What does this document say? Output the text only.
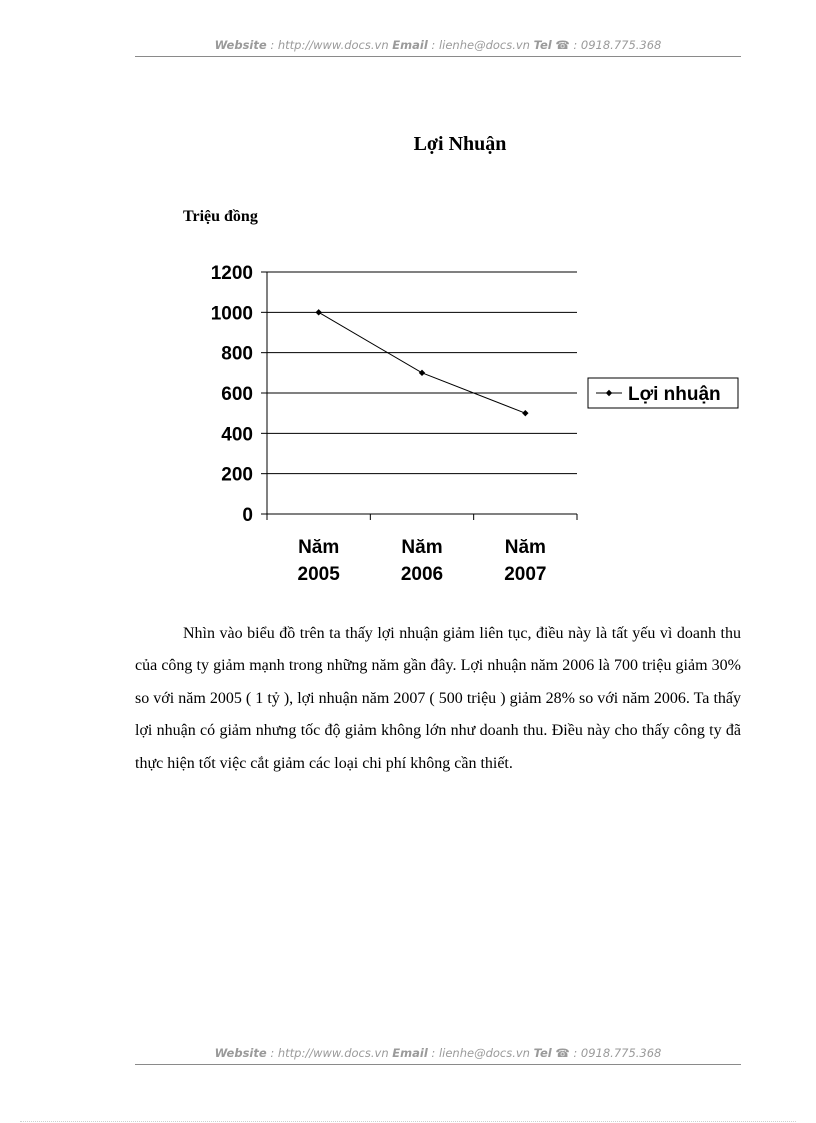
Website : http://www.docs.vn Email : lienhe@docs.vn Tel ☎ : 0918.775.368
Lợi Nhuận
Triệu đồng
0
200
400
600
800
1000
1200
Năm
2005
Năm
2006
Năm
2007
Lợi nhuận

Nhìn vào biểu đồ trên ta thấy lợi nhuận giảm liên tục, điều này là tất yếu vì doanh thu của công ty giảm mạnh trong những năm gần đây. Lợi nhuận năm 2006 là 700 triệu giảm 30% so với năm 2005 ( 1 tỷ ), lợi nhuận năm 2007 ( 500 triệu ) giảm 28% so với năm 2006. Ta thấy lợi nhuận có giảm nhưng tốc độ giảm không lớn như doanh thu. Điều này cho thấy công ty đã thực hiện tốt việc cắt giảm các loại chi phí không cần thiết.

Website : http://www.docs.vn Email : lienhe@docs.vn Tel ☎ : 0918.775.368
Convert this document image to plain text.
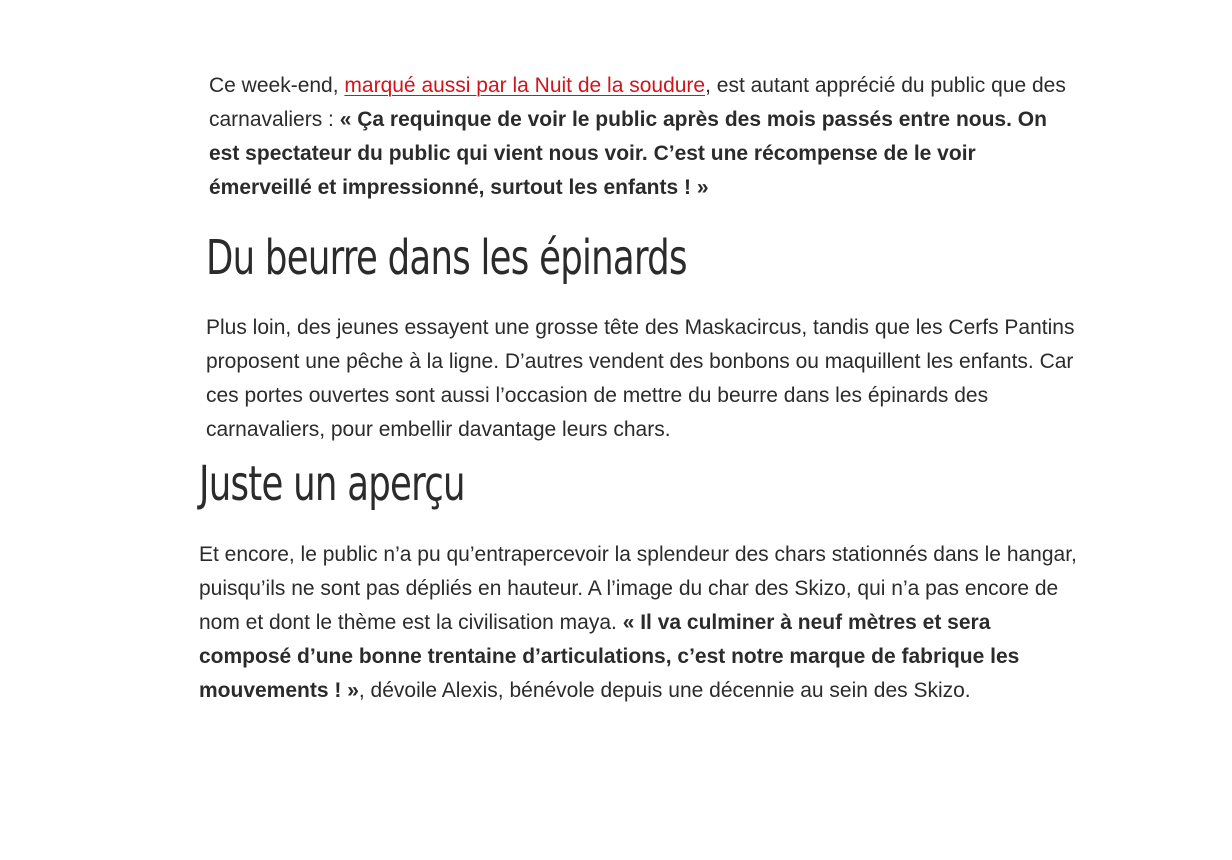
Ce week-end, marqué aussi par la Nuit de la soudure, est autant apprécié du public que des carnavaliers : « Ça requinque de voir le public après des mois passés entre nous. On est spectateur du public qui vient nous voir. C’est une récompense de le voir émerveillé et impressionné, surtout les enfants ! »

Du beurre dans les épinards

Plus loin, des jeunes essayent une grosse tête des Maskacircus, tandis que les Cerfs Pantins proposent une pêche à la ligne. D’autres vendent des bonbons ou maquillent les enfants. Car ces portes ouvertes sont aussi l’occasion de mettre du beurre dans les épinards des carnavaliers, pour embellir davantage leurs chars.

Juste un aperçu

Et encore, le public n’a pu qu’entrapercevoir la splendeur des chars stationnés dans le hangar, puisqu’ils ne sont pas dépliés en hauteur. A l’image du char des Skizo, qui n’a pas encore de nom et dont le thème est la civilisation maya. « Il va culminer à neuf mètres et sera composé d’une bonne trentaine d’articulations, c’est notre marque de fabrique les mouvements ! », dévoile Alexis, bénévole depuis une décennie au sein des Skizo.
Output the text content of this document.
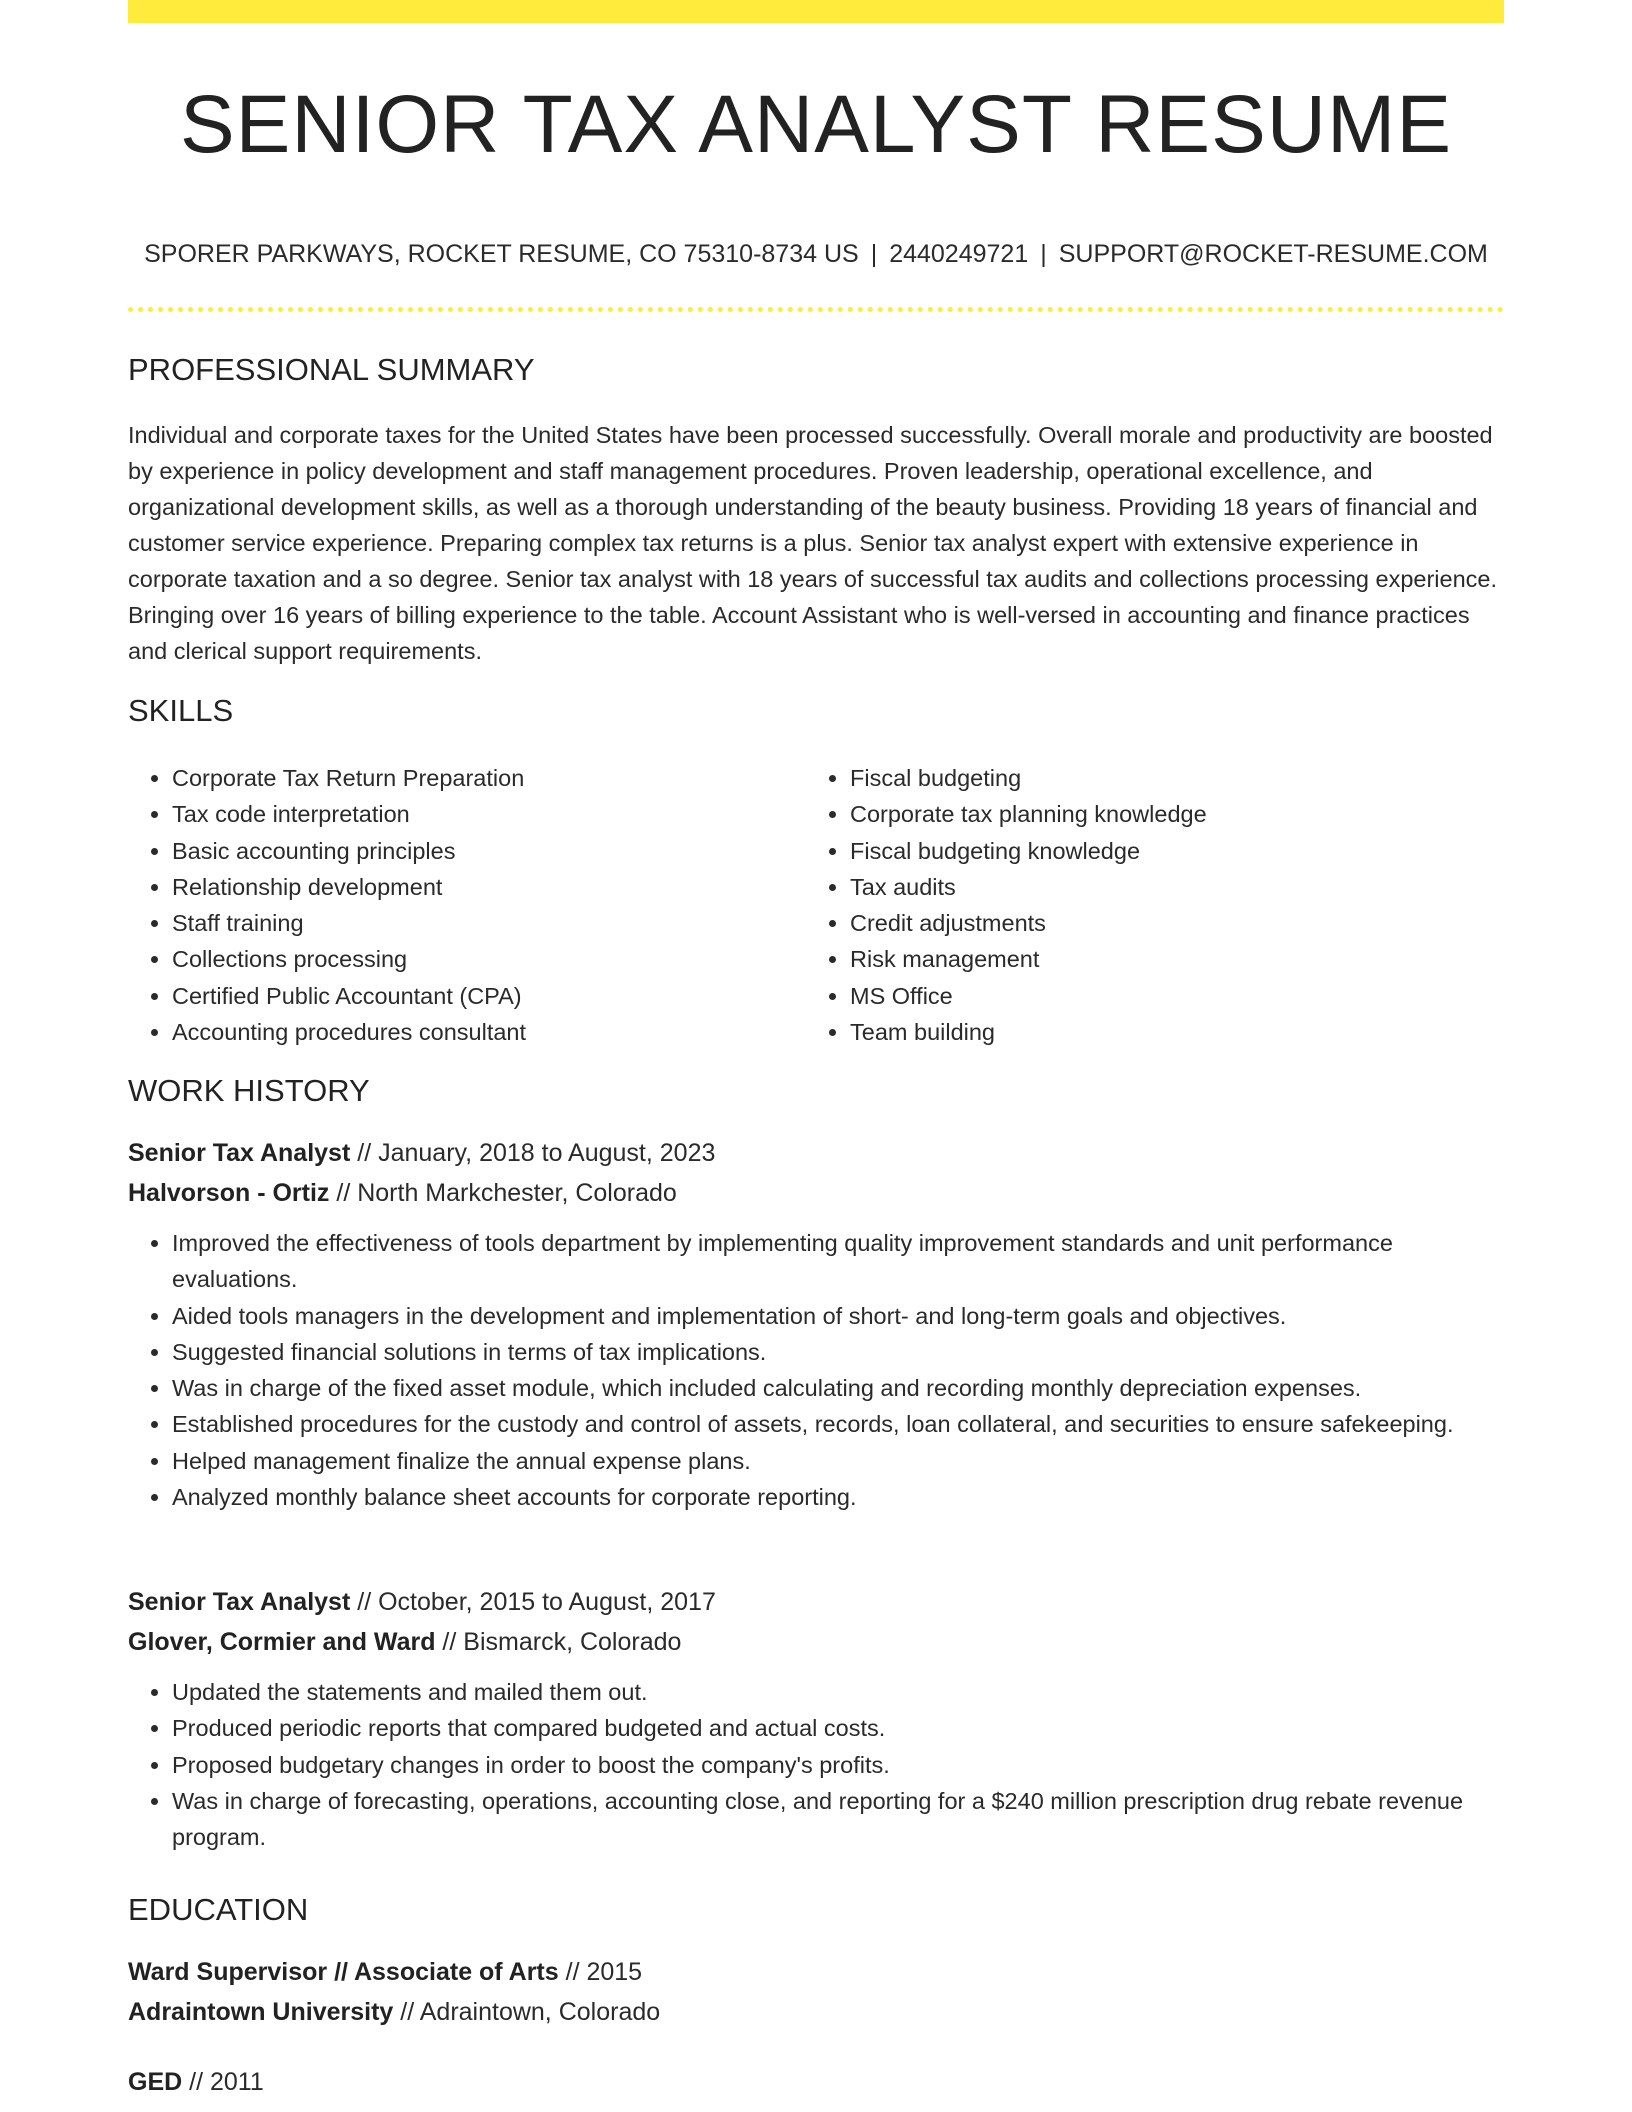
SENIOR TAX ANALYST RESUME
SPORER PARKWAYS, ROCKET RESUME, CO 75310-8734 US | 2440249721 | SUPPORT@ROCKET-RESUME.COM
PROFESSIONAL SUMMARY

Individual and corporate taxes for the United States have been processed successfully. Overall morale and productivity are boosted by experience in policy development and staff management procedures. Proven leadership, operational excellence, and organizational development skills, as well as a thorough understanding of the beauty business. Providing 18 years of financial and customer service experience. Preparing complex tax returns is a plus. Senior tax analyst expert with extensive experience in corporate taxation and a so degree. Senior tax analyst with 18 years of successful tax audits and collections processing experience. Bringing over 16 years of billing experience to the table. Account Assistant who is well-versed in accounting and finance practices and clerical support requirements.

SKILLS
• Corporate Tax Return Preparation
• Tax code interpretation
• Basic accounting principles
• Relationship development
• Staff training
• Collections processing
• Certified Public Accountant (CPA)
• Accounting procedures consultant
• Fiscal budgeting
• Corporate tax planning knowledge
• Fiscal budgeting knowledge
• Tax audits
• Credit adjustments
• Risk management
• MS Office
• Team building
WORK HISTORY
Senior Tax Analyst // January, 2018 to August, 2023
Halvorson - Ortiz // North Markchester, Colorado
• Improved the effectiveness of tools department by implementing quality improvement standards and unit performance evaluations.
• Aided tools managers in the development and implementation of short- and long-term goals and objectives.
• Suggested financial solutions in terms of tax implications.
• Was in charge of the fixed asset module, which included calculating and recording monthly depreciation expenses.
• Established procedures for the custody and control of assets, records, loan collateral, and securities to ensure safekeeping.
• Helped management finalize the annual expense plans.
• Analyzed monthly balance sheet accounts for corporate reporting.
Senior Tax Analyst // October, 2015 to August, 2017
Glover, Cormier and Ward // Bismarck, Colorado
• Updated the statements and mailed them out.
• Produced periodic reports that compared budgeted and actual costs.
• Proposed budgetary changes in order to boost the company's profits.
• Was in charge of forecasting, operations, accounting close, and reporting for a $240 million prescription drug rebate revenue program.
EDUCATION
Ward Supervisor // Associate of Arts // 2015
Adraintown University // Adraintown, Colorado
GED // 2011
+--
EXERCISE PROMPT — Leave out the pictures and copy everything else in the records word for word.

OUTPUT OF THE EXERCISE —
What does this document say? Output the text only.
Website : http://www.docs.vn Email : lienhe@docs.vn Tel ☎ : 0918.775.368
Lợi Nhuận
Triệu đồng
0
200
400
600
800
1000
1200
Năm
2005
Năm
2006
Năm
2007
Lợi nhuận

Nhìn vào biểu đồ trên ta thấy lợi nhuận giảm liên tục, điều này là tất yếu vì doanh thu của công ty giảm mạnh trong những năm gần đây. Lợi nhuận năm 2006 là 700 triệu giảm 30% so với năm 2005 ( 1 tỷ ), lợi nhuận năm 2007 ( 500 triệu ) giảm 28% so với năm 2006. Ta thấy lợi nhuận có giảm nhưng tốc độ giảm không lớn như doanh thu. Điều này cho thấy công ty đã thực hiện tốt việc cắt giảm các loại chi phí không cần thiết.

Website : http://www.docs.vn Email : lienhe@docs.vn Tel ☎ : 0918.775.368
Convert this document image to plain text.
Ce week-end, marqué aussi par la Nuit de la soudure, est autant apprécié du public que des carnavaliers : « Ça requinque de voir le public après des mois passés entre nous. On est spectateur du public qui vient nous voir. C’est une récompense de le voir émerveillé et impressionné, surtout les enfants ! »

Du beurre dans les épinards

Plus loin, des jeunes essayent une grosse tête des Maskacircus, tandis que les Cerfs Pantins proposent une pêche à la ligne. D’autres vendent des bonbons ou maquillent les enfants. Car ces portes ouvertes sont aussi l’occasion de mettre du beurre dans les épinards des carnavaliers, pour embellir davantage leurs chars.

Juste un aperçu

Et encore, le public n’a pu qu’entrapercevoir la splendeur des chars stationnés dans le hangar, puisqu’ils ne sont pas dépliés en hauteur. A l’image du char des Skizo, qui n’a pas encore de nom et dont le thème est la civilisation maya. « Il va culminer à neuf mètres et sera composé d’une bonne trentaine d’articulations, c’est notre marque de fabrique les mouvements ! », dévoile Alexis, bénévole depuis une décennie au sein des Skizo.
Output the text content of this document.
SENIOR TAX ANALYST RESUME
SPORER PARKWAYS, ROCKET RESUME, CO 75310-8734 US | 2440249721 | SUPPORT@ROCKET-RESUME.COM
PROFESSIONAL SUMMARY

Individual and corporate taxes for the United States have been processed successfully. Overall morale and productivity are boosted by experience in policy development and staff management procedures. Proven leadership, operational excellence, and organizational development skills, as well as a thorough understanding of the beauty business. Providing 18 years of financial and customer service experience. Preparing complex tax returns is a plus. Senior tax analyst expert with extensive experience in corporate taxation and a so degree. Senior tax analyst with 18 years of successful tax audits and collections processing experience. Bringing over 16 years of billing experience to the table. Account Assistant who is well-versed in accounting and finance practices and clerical support requirements.

SKILLS
• Corporate Tax Return Preparation
• Tax code interpretation
• Basic accounting principles
• Relationship development
• Staff training
• Collections processing
• Certified Public Accountant (CPA)
• Accounting procedures consultant
• Fiscal budgeting
• Corporate tax planning knowledge
• Fiscal budgeting knowledge
• Tax audits
• Credit adjustments
• Risk management
• MS Office
• Team building
WORK HISTORY
Senior Tax Analyst // January, 2018 to August, 2023
Halvorson - Ortiz // North Markchester, Colorado
• Improved the effectiveness of tools department by implementing quality improvement standards and unit performance evaluations.
• Aided tools managers in the development and implementation of short- and long-term goals and objectives.
• Suggested financial solutions in terms of tax implications.
• Was in charge of the fixed asset module, which included calculating and recording monthly depreciation expenses.
• Established procedures for the custody and control of assets, records, loan collateral, and securities to ensure safekeeping.
• Helped management finalize the annual expense plans.
• Analyzed monthly balance sheet accounts for corporate reporting.
Senior Tax Analyst // October, 2015 to August, 2017
Glover, Cormier and Ward // Bismarck, Colorado
• Updated the statements and mailed them out.
• Produced periodic reports that compared budgeted and actual costs.
• Proposed budgetary changes in order to boost the company's profits.
• Was in charge of forecasting, operations, accounting close, and reporting for a $240 million prescription drug rebate revenue program.
EDUCATION
Ward Supervisor // Associate of Arts // 2015
Adraintown University // Adraintown, Colorado
GED // 2011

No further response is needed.